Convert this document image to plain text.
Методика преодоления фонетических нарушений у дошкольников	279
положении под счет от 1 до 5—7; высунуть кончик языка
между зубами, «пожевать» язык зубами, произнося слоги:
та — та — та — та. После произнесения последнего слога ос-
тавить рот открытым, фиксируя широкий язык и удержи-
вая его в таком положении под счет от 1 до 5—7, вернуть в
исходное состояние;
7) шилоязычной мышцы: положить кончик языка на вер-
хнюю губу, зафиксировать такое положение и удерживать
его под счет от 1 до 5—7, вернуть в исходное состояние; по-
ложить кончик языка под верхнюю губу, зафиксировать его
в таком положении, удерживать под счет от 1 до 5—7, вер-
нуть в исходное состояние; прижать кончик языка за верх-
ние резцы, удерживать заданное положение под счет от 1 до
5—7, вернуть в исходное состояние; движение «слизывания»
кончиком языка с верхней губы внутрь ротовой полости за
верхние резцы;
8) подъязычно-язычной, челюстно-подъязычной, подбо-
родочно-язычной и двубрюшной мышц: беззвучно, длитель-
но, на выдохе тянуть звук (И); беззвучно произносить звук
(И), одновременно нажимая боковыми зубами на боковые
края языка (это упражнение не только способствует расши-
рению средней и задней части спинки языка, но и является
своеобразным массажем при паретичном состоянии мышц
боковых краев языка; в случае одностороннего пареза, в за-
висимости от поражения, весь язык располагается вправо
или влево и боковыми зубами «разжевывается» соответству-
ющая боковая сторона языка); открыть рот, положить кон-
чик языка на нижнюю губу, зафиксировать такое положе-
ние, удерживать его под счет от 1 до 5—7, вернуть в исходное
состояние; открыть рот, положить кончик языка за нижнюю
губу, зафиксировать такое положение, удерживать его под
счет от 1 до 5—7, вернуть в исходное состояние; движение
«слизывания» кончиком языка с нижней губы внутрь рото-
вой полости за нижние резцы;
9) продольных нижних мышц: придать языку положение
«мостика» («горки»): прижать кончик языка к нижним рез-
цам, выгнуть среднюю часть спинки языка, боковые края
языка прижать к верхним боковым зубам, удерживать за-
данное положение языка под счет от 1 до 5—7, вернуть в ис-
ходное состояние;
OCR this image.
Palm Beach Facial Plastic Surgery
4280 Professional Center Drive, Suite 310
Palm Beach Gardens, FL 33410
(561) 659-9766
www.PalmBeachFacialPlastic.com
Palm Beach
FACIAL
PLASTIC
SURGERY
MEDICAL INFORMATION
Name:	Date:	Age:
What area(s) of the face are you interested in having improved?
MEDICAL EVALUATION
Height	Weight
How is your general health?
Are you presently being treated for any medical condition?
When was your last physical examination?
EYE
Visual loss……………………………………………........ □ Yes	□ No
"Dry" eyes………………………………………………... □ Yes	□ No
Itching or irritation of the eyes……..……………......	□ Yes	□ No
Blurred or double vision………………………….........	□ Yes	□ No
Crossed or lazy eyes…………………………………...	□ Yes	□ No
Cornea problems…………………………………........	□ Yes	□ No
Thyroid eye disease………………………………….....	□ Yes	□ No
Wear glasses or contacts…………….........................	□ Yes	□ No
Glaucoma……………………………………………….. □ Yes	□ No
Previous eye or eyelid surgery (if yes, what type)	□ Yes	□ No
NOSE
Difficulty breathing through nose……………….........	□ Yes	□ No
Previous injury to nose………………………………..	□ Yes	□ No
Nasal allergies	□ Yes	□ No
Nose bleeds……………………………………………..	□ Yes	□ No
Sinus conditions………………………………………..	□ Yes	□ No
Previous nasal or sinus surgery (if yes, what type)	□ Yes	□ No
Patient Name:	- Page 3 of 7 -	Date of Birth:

++++++++

**What you have to do**
All of the material above needs to be copied exactly.

**Result**
Convert this document image to plain text.
Методика преодоления фонетических нарушений у дошкольников	279
положении под счет от 1 до 5—7; высунуть кончик языка
между зубами, «пожевать» язык зубами, произнося слоги:
та — та — та — та. После произнесения последнего слога ос-
тавить рот открытым, фиксируя широкий язык и удержи-
вая его в таком положении под счет от 1 до 5—7, вернуть в
исходное состояние;
7) шилоязычной мышцы: положить кончик языка на вер-
хнюю губу, зафиксировать такое положение и удерживать
его под счет от 1 до 5—7, вернуть в исходное состояние; по-
ложить кончик языка под верхнюю губу, зафиксировать его
в таком положении, удерживать под счет от 1 до 5—7, вер-
нуть в исходное состояние; прижать кончик языка за верх-
ние резцы, удерживать заданное положение под счет от 1 до
5—7, вернуть в исходное состояние; движение «слизывания»
кончиком языка с верхней губы внутрь ротовой полости за
верхние резцы;
8) подъязычно-язычной, челюстно-подъязычной, подбо-
родочно-язычной и двубрюшной мышц: беззвучно, длитель-
но, на выдохе тянуть звук (И); беззвучно произносить звук
(И), одновременно нажимая боковыми зубами на боковые
края языка (это упражнение не только способствует расши-
рению средней и задней части спинки языка, но и является
своеобразным массажем при паретичном состоянии мышц
боковых краев языка; в случае одностороннего пареза, в за-
висимости от поражения, весь язык располагается вправо
или влево и боковыми зубами «разжевывается» соответству-
ющая боковая сторона языка); открыть рот, положить кон-
чик языка на нижнюю губу, зафиксировать такое положе-
ние, удерживать его под счет от 1 до 5—7, вернуть в исходное
состояние; открыть рот, положить кончик языка за нижнюю
губу, зафиксировать такое положение, удерживать его под
счет от 1 до 5—7, вернуть в исходное состояние; движение
«слизывания» кончиком языка с нижней губы внутрь рото-
вой полости за нижние резцы;
9) продольных нижних мышц: придать языку положение
«мостика» («горки»): прижать кончик языка к нижним рез-
цам, выгнуть среднюю часть спинки языка, боковые края
языка прижать к верхним боковым зубам, удерживать за-
данное положение языка под счет от 1 до 5—7, вернуть в ис-
ходное состояние;
OCR this image.
Palm Beach Facial Plastic Surgery
4280 Professional Center Drive, Suite 310
Palm Beach Gardens, FL 33410
(561) 659-9766
www.PalmBeachFacialPlastic.com
Palm Beach
FACIAL
PLASTIC
SURGERY
MEDICAL INFORMATION
Name:	Date:	Age:
What area(s) of the face are you interested in having improved?
MEDICAL EVALUATION
Height	Weight
How is your general health?
Are you presently being treated for any medical condition?
When was your last physical examination?
EYE
Visual loss……………………………………………........ □ Yes	□ No
"Dry" eyes………………………………………………... □ Yes	□ No
Itching or irritation of the eyes……..……………......	□ Yes	□ No
Blurred or double vision………………………….........	□ Yes	□ No
Crossed or lazy eyes…………………………………...	□ Yes	□ No
Cornea problems…………………………………........	□ Yes	□ No
Thyroid eye disease………………………………….....	□ Yes	□ No
Wear glasses or contacts…………….........................	□ Yes	□ No
Glaucoma……………………………………………….. □ Yes	□ No
Previous eye or eyelid surgery (if yes, what type)	□ Yes	□ No
NOSE
Difficulty breathing through nose……………….........	□ Yes	□ No
Previous injury to nose………………………………..	□ Yes	□ No
Nasal allergies	□ Yes	□ No
Nose bleeds……………………………………………..	□ Yes	□ No
Sinus conditions………………………………………..	□ Yes	□ No
Previous nasal or sinus surgery (if yes, what type)	□ Yes	□ No
Patient Name:	- Page 3 of 7 -	Date of Birth:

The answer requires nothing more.